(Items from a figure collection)
━━━━━━━━━━━━━━━━

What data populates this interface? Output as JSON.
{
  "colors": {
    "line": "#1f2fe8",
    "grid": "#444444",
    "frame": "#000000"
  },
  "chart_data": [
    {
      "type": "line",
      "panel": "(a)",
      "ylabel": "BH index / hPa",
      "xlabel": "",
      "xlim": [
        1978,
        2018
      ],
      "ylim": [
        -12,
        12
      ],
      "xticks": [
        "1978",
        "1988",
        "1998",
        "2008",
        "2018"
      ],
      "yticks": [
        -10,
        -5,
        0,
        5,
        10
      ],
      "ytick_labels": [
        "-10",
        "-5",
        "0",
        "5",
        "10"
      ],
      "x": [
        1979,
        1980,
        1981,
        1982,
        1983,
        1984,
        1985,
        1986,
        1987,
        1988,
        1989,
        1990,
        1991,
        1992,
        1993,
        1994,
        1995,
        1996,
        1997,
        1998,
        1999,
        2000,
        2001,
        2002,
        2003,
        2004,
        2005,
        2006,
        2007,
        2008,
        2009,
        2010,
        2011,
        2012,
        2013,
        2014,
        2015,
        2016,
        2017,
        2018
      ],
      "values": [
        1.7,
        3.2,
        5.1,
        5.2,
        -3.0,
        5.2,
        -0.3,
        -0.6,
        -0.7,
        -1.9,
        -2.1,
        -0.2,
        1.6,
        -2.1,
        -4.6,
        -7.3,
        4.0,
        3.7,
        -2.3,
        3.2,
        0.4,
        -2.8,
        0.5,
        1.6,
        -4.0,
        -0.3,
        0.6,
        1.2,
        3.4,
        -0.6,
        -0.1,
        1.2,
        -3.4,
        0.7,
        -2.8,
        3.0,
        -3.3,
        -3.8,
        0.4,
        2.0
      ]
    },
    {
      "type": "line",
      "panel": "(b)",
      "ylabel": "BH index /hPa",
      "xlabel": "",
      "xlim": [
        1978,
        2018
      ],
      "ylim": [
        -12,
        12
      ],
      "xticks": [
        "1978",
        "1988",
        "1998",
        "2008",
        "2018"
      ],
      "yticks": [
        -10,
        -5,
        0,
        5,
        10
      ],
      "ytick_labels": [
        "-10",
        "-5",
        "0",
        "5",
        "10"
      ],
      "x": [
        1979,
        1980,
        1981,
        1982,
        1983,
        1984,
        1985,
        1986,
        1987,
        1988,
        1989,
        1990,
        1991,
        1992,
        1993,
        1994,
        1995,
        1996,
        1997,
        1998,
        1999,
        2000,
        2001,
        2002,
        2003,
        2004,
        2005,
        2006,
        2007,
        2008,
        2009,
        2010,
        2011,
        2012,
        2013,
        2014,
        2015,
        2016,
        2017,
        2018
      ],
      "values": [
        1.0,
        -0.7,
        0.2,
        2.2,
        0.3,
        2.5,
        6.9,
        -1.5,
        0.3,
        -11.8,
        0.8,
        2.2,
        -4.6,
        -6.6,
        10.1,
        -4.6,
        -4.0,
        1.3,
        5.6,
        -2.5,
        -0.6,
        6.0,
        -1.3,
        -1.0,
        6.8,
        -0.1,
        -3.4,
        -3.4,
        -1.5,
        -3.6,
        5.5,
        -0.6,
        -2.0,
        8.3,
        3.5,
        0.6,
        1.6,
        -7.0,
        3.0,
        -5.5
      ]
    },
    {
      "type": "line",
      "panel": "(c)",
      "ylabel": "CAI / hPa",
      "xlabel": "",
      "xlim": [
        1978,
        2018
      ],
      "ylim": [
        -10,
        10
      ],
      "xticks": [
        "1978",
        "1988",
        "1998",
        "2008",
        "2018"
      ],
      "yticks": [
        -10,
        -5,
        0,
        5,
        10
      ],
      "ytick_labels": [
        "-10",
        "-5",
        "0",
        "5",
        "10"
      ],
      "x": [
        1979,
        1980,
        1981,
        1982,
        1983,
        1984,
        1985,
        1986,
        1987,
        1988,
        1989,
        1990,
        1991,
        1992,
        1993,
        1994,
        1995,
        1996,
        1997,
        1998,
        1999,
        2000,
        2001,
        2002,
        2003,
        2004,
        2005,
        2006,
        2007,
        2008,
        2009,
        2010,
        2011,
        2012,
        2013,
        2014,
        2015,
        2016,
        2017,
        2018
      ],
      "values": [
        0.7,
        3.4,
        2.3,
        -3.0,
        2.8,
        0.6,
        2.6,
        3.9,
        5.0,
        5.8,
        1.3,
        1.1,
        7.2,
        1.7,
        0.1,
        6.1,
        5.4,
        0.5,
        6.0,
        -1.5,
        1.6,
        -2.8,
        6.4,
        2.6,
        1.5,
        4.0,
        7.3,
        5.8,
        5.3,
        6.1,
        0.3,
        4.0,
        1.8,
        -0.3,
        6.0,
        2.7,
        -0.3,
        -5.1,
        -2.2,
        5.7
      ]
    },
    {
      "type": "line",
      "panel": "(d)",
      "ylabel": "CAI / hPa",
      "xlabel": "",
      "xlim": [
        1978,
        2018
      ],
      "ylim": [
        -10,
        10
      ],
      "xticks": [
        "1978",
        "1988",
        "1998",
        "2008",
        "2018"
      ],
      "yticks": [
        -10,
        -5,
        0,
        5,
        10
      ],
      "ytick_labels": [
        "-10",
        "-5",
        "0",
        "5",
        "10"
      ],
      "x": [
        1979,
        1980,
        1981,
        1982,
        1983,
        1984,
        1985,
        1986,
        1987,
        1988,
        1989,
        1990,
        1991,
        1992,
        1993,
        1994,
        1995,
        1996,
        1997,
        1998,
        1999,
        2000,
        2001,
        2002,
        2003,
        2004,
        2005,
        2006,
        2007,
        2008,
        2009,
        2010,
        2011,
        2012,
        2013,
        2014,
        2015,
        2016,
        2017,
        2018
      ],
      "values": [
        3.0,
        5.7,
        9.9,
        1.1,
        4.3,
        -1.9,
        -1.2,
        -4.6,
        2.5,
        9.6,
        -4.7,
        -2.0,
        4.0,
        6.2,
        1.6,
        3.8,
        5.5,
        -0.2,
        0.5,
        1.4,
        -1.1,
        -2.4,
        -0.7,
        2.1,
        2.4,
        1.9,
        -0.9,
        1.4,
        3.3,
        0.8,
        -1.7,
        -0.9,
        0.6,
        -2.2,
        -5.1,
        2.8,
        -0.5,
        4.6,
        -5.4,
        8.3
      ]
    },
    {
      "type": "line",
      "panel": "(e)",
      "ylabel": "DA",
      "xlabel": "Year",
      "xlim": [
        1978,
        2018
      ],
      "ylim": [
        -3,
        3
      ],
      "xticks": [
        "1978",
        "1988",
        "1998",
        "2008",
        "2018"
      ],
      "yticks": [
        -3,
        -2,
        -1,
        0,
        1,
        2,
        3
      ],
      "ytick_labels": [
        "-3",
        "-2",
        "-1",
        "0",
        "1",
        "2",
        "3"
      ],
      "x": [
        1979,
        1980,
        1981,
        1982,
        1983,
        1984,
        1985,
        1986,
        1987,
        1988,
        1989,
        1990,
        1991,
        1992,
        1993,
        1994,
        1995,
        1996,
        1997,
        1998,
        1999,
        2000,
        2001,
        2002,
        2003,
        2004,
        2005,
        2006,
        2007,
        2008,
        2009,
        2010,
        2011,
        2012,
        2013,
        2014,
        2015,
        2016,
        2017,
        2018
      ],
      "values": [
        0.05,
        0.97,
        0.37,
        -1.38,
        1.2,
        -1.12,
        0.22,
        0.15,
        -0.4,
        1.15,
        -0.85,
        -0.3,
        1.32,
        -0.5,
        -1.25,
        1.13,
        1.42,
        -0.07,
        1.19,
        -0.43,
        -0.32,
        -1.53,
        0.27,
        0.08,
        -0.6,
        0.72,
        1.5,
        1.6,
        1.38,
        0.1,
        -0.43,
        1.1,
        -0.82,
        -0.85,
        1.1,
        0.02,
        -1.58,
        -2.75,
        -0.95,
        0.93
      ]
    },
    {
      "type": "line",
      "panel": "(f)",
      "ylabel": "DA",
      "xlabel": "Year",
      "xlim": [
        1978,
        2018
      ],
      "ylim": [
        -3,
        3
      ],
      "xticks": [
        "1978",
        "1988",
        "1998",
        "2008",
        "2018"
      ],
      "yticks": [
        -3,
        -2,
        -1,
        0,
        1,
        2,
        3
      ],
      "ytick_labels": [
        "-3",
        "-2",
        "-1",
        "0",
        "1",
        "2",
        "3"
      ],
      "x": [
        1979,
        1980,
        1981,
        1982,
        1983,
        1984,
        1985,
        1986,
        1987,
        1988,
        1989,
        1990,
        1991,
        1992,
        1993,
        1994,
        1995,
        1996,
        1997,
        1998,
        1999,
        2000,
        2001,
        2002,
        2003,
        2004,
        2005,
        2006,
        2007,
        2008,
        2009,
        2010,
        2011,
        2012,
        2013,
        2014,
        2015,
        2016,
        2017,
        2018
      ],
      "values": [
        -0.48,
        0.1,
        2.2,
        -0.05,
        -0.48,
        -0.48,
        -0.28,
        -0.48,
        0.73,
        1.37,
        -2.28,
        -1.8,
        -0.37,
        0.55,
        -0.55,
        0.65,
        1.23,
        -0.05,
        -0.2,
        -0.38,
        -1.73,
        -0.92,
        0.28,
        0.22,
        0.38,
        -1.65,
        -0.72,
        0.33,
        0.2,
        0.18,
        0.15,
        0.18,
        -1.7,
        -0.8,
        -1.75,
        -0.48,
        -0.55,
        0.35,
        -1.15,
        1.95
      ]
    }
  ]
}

━━━━━━━━━━━━━━━━

▶ **What you should do**:
Provide solely the number of lines in the data that include the word "panel".

▶ **Solution below**:
6